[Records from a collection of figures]

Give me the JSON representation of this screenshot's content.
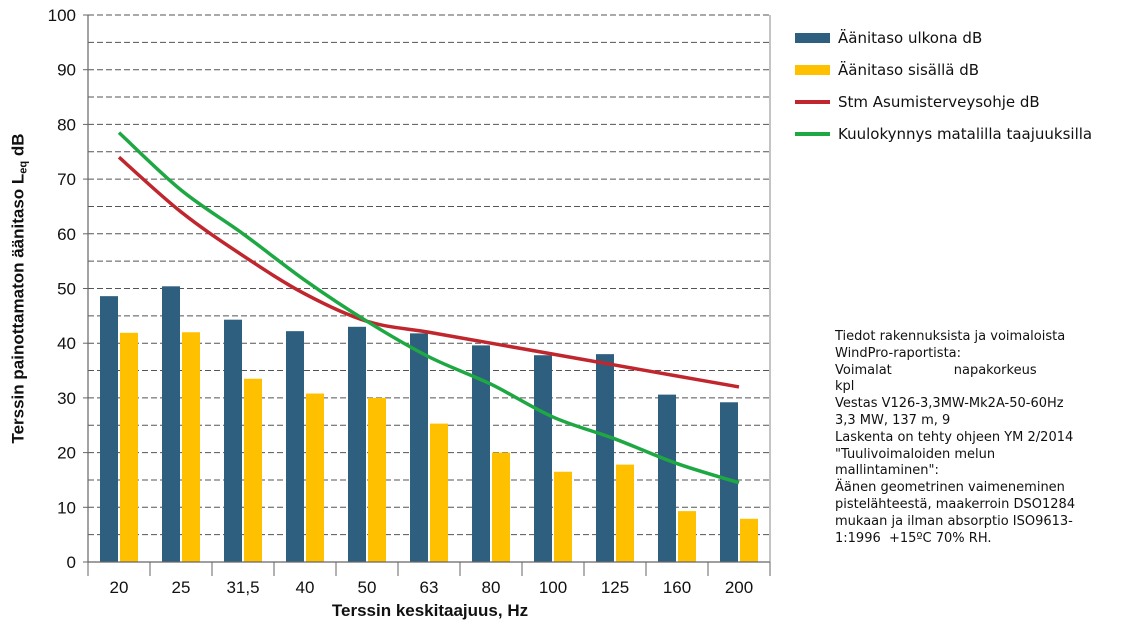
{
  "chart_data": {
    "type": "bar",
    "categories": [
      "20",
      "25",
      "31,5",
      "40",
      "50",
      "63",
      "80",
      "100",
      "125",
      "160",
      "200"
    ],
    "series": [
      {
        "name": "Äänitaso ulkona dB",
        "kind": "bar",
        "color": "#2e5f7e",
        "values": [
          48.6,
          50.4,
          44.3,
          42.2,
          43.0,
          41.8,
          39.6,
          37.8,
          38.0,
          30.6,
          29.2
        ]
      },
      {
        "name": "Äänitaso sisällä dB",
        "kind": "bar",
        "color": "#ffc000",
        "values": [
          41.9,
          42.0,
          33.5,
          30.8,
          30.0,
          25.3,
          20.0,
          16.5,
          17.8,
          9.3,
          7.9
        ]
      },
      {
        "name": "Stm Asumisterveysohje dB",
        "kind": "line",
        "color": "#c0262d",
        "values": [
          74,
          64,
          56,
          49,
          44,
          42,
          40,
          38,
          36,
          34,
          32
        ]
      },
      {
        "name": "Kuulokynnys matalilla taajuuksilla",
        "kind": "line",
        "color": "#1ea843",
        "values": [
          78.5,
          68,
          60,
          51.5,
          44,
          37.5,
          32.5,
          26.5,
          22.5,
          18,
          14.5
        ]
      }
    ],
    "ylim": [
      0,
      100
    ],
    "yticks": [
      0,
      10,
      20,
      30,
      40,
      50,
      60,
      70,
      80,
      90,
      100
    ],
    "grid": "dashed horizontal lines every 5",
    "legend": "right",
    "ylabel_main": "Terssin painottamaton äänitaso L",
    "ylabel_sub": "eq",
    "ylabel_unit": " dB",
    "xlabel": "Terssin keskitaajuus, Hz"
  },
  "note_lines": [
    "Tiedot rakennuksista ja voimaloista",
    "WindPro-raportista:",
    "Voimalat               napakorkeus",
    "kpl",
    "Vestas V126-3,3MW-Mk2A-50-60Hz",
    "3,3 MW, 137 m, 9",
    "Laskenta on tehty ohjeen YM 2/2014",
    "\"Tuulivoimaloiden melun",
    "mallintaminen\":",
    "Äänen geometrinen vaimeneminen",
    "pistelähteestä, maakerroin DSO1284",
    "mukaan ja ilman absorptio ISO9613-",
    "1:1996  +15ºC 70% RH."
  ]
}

* * *

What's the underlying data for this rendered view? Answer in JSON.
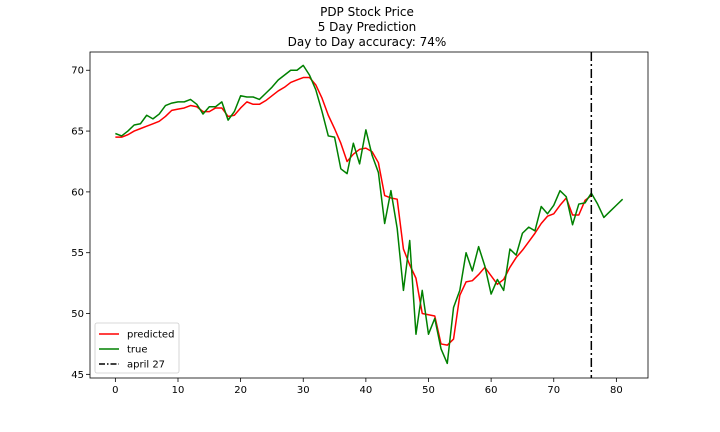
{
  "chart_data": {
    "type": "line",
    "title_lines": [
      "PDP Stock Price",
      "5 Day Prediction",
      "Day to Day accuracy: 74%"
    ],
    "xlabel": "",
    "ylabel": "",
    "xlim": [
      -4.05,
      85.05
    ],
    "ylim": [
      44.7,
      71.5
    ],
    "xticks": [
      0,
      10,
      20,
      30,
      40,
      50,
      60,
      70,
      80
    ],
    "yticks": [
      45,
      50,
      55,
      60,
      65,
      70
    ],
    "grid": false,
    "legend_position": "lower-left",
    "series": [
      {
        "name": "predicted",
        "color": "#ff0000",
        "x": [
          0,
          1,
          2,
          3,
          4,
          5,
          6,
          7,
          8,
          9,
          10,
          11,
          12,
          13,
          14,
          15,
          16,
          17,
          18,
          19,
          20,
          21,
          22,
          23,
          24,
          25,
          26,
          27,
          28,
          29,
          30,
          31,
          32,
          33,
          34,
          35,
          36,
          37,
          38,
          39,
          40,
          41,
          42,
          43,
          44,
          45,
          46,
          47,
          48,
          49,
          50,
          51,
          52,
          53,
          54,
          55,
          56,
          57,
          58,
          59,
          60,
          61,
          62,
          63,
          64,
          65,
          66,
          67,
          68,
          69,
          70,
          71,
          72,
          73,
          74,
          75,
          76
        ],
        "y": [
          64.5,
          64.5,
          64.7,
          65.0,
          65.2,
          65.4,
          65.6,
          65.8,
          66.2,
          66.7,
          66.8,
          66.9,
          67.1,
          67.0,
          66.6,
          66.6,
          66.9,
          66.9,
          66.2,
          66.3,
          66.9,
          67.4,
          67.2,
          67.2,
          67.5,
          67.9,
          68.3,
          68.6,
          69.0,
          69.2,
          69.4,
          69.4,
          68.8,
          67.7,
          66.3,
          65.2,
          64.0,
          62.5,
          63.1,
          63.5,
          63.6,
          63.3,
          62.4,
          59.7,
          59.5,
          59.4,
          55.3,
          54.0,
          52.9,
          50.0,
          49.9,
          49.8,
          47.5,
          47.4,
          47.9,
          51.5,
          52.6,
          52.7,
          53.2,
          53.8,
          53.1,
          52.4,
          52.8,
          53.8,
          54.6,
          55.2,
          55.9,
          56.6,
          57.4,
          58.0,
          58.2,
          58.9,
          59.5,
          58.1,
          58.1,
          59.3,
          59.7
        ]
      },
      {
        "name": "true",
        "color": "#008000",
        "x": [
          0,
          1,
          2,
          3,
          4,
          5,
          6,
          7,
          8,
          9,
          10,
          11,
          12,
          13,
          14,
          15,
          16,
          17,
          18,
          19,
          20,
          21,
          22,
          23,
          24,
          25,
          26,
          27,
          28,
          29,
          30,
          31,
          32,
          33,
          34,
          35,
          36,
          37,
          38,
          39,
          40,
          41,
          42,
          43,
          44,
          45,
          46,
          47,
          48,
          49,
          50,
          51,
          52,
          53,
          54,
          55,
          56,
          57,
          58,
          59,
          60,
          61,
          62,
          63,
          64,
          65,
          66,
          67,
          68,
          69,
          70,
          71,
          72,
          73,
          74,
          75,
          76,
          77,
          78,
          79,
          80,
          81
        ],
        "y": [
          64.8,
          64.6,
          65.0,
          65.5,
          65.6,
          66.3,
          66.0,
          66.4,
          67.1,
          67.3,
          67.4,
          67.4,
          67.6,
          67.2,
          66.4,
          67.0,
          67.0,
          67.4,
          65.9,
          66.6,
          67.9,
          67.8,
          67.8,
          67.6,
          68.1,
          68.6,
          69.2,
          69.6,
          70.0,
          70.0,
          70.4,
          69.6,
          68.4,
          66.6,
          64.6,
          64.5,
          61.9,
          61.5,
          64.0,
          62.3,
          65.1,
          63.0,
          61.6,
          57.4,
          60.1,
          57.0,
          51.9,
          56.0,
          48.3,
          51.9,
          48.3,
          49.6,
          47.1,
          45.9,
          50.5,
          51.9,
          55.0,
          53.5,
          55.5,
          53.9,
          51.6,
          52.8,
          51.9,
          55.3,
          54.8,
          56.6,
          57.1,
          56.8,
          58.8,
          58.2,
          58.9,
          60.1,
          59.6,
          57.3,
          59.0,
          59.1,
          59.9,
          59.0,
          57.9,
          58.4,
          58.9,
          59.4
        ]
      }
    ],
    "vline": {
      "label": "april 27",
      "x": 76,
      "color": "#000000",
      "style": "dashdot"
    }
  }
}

## Exercise
Identify the lines that hold the word "Terssin". Copy every one of them.

## Full answer
    "ylabel_main": "Terssin painottamaton äänitaso L",
    "xlabel": "Terssin keskitaajuus, Hz"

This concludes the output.